## WHAT IS BEING ASKED
Scan the data below and pick out the lines containing the word "menjadi".

———

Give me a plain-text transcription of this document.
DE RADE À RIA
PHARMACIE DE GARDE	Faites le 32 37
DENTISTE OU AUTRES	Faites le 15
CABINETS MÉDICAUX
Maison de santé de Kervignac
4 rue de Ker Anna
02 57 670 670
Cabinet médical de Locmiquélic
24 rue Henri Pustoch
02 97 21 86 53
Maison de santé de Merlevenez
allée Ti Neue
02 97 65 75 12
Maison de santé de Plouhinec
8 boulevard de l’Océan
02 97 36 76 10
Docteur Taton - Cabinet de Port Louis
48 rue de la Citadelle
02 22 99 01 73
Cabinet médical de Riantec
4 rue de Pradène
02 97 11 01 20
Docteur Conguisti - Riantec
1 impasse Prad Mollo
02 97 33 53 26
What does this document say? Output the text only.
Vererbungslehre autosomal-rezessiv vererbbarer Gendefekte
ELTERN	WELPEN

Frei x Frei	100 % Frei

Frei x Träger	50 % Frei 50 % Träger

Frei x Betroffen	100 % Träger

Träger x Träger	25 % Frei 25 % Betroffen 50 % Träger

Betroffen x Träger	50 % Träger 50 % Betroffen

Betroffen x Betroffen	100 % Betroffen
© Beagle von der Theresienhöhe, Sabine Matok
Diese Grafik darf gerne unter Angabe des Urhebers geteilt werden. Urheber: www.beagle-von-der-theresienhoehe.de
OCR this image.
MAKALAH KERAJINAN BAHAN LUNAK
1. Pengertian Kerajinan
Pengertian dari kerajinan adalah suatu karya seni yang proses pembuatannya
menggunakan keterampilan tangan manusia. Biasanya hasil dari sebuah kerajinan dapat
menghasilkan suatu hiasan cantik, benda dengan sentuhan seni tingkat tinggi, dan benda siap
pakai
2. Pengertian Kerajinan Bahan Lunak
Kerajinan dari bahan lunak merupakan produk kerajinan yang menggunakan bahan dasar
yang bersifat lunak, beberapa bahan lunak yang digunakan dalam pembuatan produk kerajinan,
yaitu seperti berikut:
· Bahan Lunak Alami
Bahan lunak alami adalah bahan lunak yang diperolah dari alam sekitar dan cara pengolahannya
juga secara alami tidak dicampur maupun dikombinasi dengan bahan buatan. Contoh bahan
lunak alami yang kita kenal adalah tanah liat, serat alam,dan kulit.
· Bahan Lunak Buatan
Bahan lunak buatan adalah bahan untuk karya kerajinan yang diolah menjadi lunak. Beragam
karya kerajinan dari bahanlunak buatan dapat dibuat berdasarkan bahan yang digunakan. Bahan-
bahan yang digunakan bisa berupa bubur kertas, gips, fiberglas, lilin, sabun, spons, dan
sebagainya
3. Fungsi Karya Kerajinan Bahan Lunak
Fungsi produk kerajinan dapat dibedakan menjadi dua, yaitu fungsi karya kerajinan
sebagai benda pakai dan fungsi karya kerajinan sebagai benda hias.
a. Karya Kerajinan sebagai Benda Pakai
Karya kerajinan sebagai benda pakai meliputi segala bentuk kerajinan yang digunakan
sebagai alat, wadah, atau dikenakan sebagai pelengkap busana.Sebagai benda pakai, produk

———

## ANSWER
Bahan lunak buatan adalah bahan untuk karya kerajinan yang diolah menjadi lunak. Beragam
Fungsi produk kerajinan dapat dibedakan menjadi dua, yaitu fungsi karya kerajinan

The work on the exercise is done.